BRIEF. Determine the count of lines holding the string "канский". Return only the number.

━━ DATA SUPPLIED ━━

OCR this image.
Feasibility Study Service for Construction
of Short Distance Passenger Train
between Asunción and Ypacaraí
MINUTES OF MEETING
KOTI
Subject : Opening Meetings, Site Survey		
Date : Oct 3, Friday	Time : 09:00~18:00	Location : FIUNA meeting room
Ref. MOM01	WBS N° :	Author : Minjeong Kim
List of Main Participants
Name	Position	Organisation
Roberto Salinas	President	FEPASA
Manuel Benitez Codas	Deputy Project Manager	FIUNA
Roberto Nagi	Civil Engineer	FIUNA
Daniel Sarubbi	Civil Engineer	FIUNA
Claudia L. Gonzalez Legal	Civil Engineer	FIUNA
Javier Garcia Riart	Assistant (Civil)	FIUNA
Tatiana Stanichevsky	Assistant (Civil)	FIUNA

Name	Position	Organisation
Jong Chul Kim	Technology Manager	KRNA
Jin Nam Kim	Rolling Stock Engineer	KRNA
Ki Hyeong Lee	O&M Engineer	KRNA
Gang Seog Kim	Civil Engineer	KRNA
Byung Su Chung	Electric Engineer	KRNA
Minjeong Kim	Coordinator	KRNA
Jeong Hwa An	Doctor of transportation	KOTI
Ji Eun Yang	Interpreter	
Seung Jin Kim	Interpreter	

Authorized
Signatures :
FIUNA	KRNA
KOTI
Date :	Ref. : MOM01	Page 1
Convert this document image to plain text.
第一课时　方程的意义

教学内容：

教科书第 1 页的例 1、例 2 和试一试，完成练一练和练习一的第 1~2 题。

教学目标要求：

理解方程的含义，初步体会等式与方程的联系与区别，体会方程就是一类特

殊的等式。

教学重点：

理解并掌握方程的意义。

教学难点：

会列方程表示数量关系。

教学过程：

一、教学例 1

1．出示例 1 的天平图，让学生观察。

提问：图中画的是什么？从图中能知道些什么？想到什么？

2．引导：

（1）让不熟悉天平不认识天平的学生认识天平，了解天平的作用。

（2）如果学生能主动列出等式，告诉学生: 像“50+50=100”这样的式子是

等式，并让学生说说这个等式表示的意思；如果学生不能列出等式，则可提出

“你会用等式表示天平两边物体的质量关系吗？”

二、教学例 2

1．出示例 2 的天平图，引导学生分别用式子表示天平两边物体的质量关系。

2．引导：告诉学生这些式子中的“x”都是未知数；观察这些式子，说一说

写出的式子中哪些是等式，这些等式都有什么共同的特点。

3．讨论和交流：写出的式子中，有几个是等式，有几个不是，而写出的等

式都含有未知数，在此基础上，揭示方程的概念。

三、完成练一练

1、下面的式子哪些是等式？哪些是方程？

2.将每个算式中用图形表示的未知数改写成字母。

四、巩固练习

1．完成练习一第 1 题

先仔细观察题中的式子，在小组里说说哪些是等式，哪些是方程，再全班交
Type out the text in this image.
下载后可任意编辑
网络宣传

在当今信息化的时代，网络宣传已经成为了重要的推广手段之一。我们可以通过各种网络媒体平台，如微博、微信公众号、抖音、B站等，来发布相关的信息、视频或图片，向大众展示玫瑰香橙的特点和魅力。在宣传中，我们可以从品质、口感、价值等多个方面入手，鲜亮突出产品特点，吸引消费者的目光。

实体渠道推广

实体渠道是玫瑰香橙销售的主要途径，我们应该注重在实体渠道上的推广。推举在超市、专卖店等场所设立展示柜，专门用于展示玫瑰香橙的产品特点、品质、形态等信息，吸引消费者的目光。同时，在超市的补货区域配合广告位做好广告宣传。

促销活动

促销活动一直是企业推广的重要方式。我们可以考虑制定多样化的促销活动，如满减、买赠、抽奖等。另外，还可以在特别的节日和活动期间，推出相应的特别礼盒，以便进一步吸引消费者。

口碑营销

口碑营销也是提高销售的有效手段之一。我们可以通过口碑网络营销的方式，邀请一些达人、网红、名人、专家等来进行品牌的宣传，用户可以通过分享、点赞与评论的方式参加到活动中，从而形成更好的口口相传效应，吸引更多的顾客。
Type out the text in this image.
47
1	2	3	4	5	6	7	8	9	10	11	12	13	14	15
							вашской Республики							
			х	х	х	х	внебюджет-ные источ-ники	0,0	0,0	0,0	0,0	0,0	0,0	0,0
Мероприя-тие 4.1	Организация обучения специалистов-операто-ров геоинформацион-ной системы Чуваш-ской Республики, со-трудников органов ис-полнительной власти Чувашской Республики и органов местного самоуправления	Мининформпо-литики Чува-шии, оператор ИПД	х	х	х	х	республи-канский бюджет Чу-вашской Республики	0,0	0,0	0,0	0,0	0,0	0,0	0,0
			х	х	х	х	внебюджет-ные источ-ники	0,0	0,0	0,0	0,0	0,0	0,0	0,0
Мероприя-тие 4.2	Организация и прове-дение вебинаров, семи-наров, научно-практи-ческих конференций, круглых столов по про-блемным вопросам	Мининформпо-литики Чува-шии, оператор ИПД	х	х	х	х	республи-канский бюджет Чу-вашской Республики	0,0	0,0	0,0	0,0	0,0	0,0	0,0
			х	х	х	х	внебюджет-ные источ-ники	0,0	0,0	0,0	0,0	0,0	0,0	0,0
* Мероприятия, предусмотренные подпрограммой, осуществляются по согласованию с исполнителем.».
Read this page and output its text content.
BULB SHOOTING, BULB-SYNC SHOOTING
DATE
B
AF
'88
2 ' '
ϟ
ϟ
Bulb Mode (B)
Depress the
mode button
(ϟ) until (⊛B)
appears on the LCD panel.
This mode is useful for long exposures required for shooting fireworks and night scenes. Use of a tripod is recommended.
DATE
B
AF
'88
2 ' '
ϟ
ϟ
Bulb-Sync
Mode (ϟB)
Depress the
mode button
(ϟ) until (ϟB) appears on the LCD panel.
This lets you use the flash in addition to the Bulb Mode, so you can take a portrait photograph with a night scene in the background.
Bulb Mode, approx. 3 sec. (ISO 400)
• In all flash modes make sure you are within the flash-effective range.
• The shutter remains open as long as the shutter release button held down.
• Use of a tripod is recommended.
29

━━━

FINISHED ANSWER. 2